** start Given records **

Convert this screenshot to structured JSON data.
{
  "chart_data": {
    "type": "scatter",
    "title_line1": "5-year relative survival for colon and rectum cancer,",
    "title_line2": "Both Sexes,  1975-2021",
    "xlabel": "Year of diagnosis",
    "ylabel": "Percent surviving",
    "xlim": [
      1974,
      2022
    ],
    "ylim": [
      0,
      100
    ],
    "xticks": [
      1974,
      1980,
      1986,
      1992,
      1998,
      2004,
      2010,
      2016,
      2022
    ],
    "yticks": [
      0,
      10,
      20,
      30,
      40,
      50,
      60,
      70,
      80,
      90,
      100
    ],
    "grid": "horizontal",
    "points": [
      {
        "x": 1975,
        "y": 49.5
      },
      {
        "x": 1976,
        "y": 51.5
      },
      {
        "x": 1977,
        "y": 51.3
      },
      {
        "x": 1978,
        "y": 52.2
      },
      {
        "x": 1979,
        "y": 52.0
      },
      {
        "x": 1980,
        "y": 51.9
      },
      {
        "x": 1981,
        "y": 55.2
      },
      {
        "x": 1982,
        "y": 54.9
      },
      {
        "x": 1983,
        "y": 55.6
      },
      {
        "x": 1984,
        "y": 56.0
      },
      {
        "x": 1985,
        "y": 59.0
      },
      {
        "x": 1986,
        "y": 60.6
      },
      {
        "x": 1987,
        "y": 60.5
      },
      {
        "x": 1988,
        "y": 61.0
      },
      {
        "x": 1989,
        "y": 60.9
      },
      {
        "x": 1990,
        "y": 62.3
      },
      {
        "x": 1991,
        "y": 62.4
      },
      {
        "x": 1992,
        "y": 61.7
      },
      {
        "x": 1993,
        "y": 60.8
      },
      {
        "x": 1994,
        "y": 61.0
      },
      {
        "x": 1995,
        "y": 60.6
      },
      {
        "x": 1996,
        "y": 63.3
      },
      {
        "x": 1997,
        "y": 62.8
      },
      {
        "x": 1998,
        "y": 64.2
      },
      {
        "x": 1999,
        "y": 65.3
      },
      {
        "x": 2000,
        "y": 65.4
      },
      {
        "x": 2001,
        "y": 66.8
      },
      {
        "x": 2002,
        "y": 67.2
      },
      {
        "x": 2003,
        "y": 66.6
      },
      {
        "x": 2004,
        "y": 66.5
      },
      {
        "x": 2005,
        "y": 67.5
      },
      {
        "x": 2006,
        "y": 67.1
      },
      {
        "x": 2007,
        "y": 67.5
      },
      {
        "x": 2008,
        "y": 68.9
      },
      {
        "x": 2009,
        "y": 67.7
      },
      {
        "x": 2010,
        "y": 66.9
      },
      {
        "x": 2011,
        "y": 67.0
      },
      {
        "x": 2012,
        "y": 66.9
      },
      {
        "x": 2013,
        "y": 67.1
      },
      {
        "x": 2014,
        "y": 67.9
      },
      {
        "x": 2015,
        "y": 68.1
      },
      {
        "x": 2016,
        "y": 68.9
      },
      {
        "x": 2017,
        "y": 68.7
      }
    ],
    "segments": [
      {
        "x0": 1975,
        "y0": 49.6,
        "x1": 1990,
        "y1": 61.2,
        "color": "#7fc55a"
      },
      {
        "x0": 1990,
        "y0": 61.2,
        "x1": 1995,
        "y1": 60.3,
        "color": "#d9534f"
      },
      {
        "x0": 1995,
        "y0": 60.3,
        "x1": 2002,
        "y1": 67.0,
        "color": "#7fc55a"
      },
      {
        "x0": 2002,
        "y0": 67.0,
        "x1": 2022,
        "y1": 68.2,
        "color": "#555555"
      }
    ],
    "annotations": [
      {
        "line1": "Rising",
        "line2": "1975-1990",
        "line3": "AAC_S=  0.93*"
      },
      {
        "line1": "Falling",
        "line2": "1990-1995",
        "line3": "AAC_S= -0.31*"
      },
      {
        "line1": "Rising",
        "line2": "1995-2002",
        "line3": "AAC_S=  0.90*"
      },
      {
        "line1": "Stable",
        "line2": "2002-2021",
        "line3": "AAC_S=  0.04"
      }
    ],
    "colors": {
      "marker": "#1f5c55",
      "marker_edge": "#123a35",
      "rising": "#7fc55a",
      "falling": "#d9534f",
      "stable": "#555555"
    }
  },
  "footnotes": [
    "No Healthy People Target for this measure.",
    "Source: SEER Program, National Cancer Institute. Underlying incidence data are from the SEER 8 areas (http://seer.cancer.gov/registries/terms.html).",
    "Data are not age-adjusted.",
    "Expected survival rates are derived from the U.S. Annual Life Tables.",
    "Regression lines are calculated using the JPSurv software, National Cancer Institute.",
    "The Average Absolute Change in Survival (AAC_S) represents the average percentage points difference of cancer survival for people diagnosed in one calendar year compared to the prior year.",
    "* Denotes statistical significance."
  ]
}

** end Given records **

**To be done:** Please restate the records in full, word for word.

**Answer for this exercise:**
Convert this screenshot to structured JSON data.
{
  "chart_data": {
    "type": "scatter",
    "title_line1": "5-year relative survival for colon and rectum cancer,",
    "title_line2": "Both Sexes,  1975-2021",
    "xlabel": "Year of diagnosis",
    "ylabel": "Percent surviving",
    "xlim": [
      1974,
      2022
    ],
    "ylim": [
      0,
      100
    ],
    "xticks": [
      1974,
      1980,
      1986,
      1992,
      1998,
      2004,
      2010,
      2016,
      2022
    ],
    "yticks": [
      0,
      10,
      20,
      30,
      40,
      50,
      60,
      70,
      80,
      90,
      100
    ],
    "grid": "horizontal",
    "points": [
      {
        "x": 1975,
        "y": 49.5
      },
      {
        "x": 1976,
        "y": 51.5
      },
      {
        "x": 1977,
        "y": 51.3
      },
      {
        "x": 1978,
        "y": 52.2
      },
      {
        "x": 1979,
        "y": 52.0
      },
      {
        "x": 1980,
        "y": 51.9
      },
      {
        "x": 1981,
        "y": 55.2
      },
      {
        "x": 1982,
        "y": 54.9
      },
      {
        "x": 1983,
        "y": 55.6
      },
      {
        "x": 1984,
        "y": 56.0
      },
      {
        "x": 1985,
        "y": 59.0
      },
      {
        "x": 1986,
        "y": 60.6
      },
      {
        "x": 1987,
        "y": 60.5
      },
      {
        "x": 1988,
        "y": 61.0
      },
      {
        "x": 1989,
        "y": 60.9
      },
      {
        "x": 1990,
        "y": 62.3
      },
      {
        "x": 1991,
        "y": 62.4
      },
      {
        "x": 1992,
        "y": 61.7
      },
      {
        "x": 1993,
        "y": 60.8
      },
      {
        "x": 1994,
        "y": 61.0
      },
      {
        "x": 1995,
        "y": 60.6
      },
      {
        "x": 1996,
        "y": 63.3
      },
      {
        "x": 1997,
        "y": 62.8
      },
      {
        "x": 1998,
        "y": 64.2
      },
      {
        "x": 1999,
        "y": 65.3
      },
      {
        "x": 2000,
        "y": 65.4
      },
      {
        "x": 2001,
        "y": 66.8
      },
      {
        "x": 2002,
        "y": 67.2
      },
      {
        "x": 2003,
        "y": 66.6
      },
      {
        "x": 2004,
        "y": 66.5
      },
      {
        "x": 2005,
        "y": 67.5
      },
      {
        "x": 2006,
        "y": 67.1
      },
      {
        "x": 2007,
        "y": 67.5
      },
      {
        "x": 2008,
        "y": 68.9
      },
      {
        "x": 2009,
        "y": 67.7
      },
      {
        "x": 2010,
        "y": 66.9
      },
      {
        "x": 2011,
        "y": 67.0
      },
      {
        "x": 2012,
        "y": 66.9
      },
      {
        "x": 2013,
        "y": 67.1
      },
      {
        "x": 2014,
        "y": 67.9
      },
      {
        "x": 2015,
        "y": 68.1
      },
      {
        "x": 2016,
        "y": 68.9
      },
      {
        "x": 2017,
        "y": 68.7
      }
    ],
    "segments": [
      {
        "x0": 1975,
        "y0": 49.6,
        "x1": 1990,
        "y1": 61.2,
        "color": "#7fc55a"
      },
      {
        "x0": 1990,
        "y0": 61.2,
        "x1": 1995,
        "y1": 60.3,
        "color": "#d9534f"
      },
      {
        "x0": 1995,
        "y0": 60.3,
        "x1": 2002,
        "y1": 67.0,
        "color": "#7fc55a"
      },
      {
        "x0": 2002,
        "y0": 67.0,
        "x1": 2022,
        "y1": 68.2,
        "color": "#555555"
      }
    ],
    "annotations": [
      {
        "line1": "Rising",
        "line2": "1975-1990",
        "line3": "AAC_S=  0.93*"
      },
      {
        "line1": "Falling",
        "line2": "1990-1995",
        "line3": "AAC_S= -0.31*"
      },
      {
        "line1": "Rising",
        "line2": "1995-2002",
        "line3": "AAC_S=  0.90*"
      },
      {
        "line1": "Stable",
        "line2": "2002-2021",
        "line3": "AAC_S=  0.04"
      }
    ],
    "colors": {
      "marker": "#1f5c55",
      "marker_edge": "#123a35",
      "rising": "#7fc55a",
      "falling": "#d9534f",
      "stable": "#555555"
    }
  },
  "footnotes": [
    "No Healthy People Target for this measure.",
    "Source: SEER Program, National Cancer Institute. Underlying incidence data are from the SEER 8 areas (http://seer.cancer.gov/registries/terms.html).",
    "Data are not age-adjusted.",
    "Expected survival rates are derived from the U.S. Annual Life Tables.",
    "Regression lines are calculated using the JPSurv software, National Cancer Institute.",
    "The Average Absolute Change in Survival (AAC_S) represents the average percentage points difference of cancer survival for people diagnosed in one calendar year compared to the prior year.",
    "* Denotes statistical significance."
  ]
}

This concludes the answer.